_EXERCISE DETAILS:_ Gather all lines from the material that contain "family".

_Items from a figure collection:_
>> Start

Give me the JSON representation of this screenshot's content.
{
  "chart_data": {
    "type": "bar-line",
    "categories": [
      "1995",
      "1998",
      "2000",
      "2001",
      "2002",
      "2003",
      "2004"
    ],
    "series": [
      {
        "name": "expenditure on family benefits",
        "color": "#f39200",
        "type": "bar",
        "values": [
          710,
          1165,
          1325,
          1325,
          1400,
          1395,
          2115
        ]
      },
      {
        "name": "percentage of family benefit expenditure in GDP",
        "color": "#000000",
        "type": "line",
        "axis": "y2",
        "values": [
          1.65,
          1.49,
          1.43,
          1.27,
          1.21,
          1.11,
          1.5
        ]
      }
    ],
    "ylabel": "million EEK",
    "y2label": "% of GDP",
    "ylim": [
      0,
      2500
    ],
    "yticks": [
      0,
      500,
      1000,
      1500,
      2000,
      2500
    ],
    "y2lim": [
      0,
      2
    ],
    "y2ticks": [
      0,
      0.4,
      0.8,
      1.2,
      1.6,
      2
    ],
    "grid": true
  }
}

>> End

_TASK RESPONSE:_
        "name": "expenditure on family benefits",
        "name": "percentage of family benefit expenditure in GDP",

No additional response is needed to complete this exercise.